Note each line where "like" appears, and copy it.

** start **

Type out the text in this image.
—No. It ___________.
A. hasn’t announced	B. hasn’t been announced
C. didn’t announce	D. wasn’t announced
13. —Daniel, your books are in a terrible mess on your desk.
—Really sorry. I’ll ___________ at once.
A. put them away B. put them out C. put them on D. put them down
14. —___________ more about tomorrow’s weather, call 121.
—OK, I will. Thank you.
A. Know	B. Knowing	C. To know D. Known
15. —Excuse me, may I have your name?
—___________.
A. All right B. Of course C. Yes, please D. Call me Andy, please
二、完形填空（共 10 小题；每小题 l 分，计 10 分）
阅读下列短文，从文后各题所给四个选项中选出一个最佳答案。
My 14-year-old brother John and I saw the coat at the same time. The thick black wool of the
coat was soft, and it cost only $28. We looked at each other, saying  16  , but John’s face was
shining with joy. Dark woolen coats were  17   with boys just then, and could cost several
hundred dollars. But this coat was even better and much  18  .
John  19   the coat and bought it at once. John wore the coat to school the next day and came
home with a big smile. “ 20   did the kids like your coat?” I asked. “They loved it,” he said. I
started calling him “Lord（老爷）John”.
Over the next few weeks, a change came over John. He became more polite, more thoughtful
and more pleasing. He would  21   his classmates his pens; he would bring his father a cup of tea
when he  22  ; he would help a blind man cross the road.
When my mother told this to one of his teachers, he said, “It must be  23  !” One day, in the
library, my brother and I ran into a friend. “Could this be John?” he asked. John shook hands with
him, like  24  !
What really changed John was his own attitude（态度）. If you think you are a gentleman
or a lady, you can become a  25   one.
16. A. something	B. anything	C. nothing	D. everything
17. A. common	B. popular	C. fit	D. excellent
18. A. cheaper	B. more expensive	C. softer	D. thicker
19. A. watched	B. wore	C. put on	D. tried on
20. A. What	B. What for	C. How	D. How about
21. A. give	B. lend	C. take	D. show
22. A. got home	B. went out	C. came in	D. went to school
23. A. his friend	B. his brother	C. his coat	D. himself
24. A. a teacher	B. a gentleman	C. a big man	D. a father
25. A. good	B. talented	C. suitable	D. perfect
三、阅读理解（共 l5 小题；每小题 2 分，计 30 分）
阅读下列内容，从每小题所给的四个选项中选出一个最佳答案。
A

** end **

Solution to the problem -
home with a big smile. “ 20   did the kids like your coat?” I asked. “They loved it,” he said. I
him, like  24  !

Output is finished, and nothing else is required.